== TASK MATERIAL

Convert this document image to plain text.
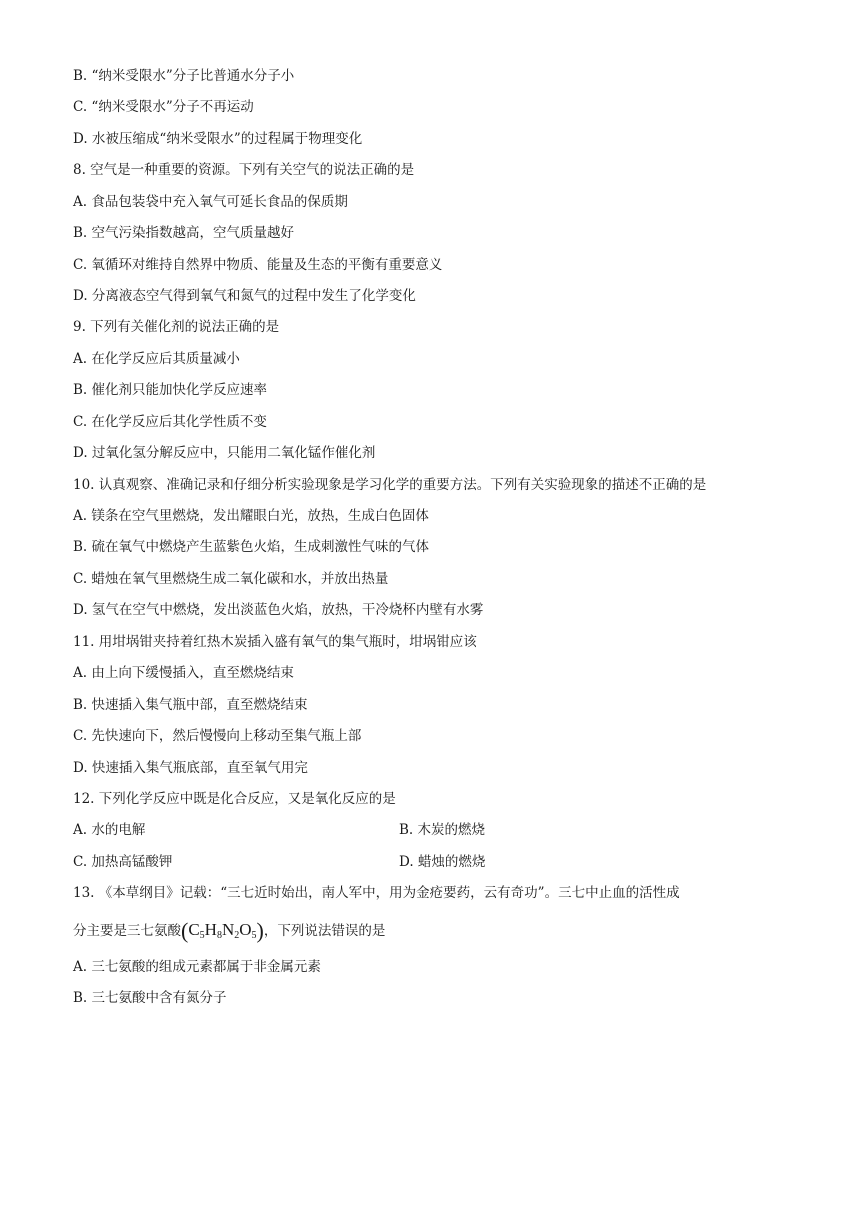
B. “纳米受限水”分子比普通水分子小
C. “纳米受限水”分子不再运动
D. 水被压缩成“纳米受限水”的过程属于物理变化
8. 空气是一种重要的资源。下列有关空气的说法正确的是
A. 食品包装袋中充入氧气可延长食品的保质期
B. 空气污染指数越高，空气质量越好
C. 氧循环对维持自然界中物质、能量及生态的平衡有重要意义
D. 分离液态空气得到氧气和氮气的过程中发生了化学变化
9. 下列有关催化剂的说法正确的是
A. 在化学反应后其质量减小
B. 催化剂只能加快化学反应速率
C. 在化学反应后其化学性质不变
D. 过氧化氢分解反应中，只能用二氧化锰作催化剂
10. 认真观察、准确记录和仔细分析实验现象是学习化学的重要方法。下列有关实验现象的描述不正确的是
A. 镁条在空气里燃烧，发出耀眼白光，放热，生成白色固体
B. 硫在氧气中燃烧产生蓝紫色火焰，生成刺激性气味的气体
C. 蜡烛在氧气里燃烧生成二氧化碳和水，并放出热量
D. 氢气在空气中燃烧，发出淡蓝色火焰，放热，干冷烧杯内壁有水雾
11. 用坩埚钳夹持着红热木炭插入盛有氧气的集气瓶时，坩埚钳应该
A. 由上向下缓慢插入，直至燃烧结束
B. 快速插入集气瓶中部，直至燃烧结束
C. 先快速向下，然后慢慢向上移动至集气瓶上部
D. 快速插入集气瓶底部，直至氧气用完
12. 下列化学反应中既是化合反应，又是氧化反应的是
A. 水的电解	B. 木炭的燃烧
C. 加热高锰酸钾	D. 蜡烛的燃烧
13. 《本草纲目》记载：“三七近时始出，南人军中，用为金疮要药，云有奇功”。三七中止血的活性成
分主要是三七氨酸$(C_5H_8N_2O_5)$，下列说法错误的是
A. 三七氨酸的组成元素都属于非金属元素
B. 三七氨酸中含有氮分子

====

- WHAT IS ASKED -
Copy every line from the records above that contains the word "直至燃烧结束".

- RESULT FOR THIS EXERCISE -
A. 由上向下缓慢插入，直至燃烧结束
B. 快速插入集气瓶中部，直至燃烧结束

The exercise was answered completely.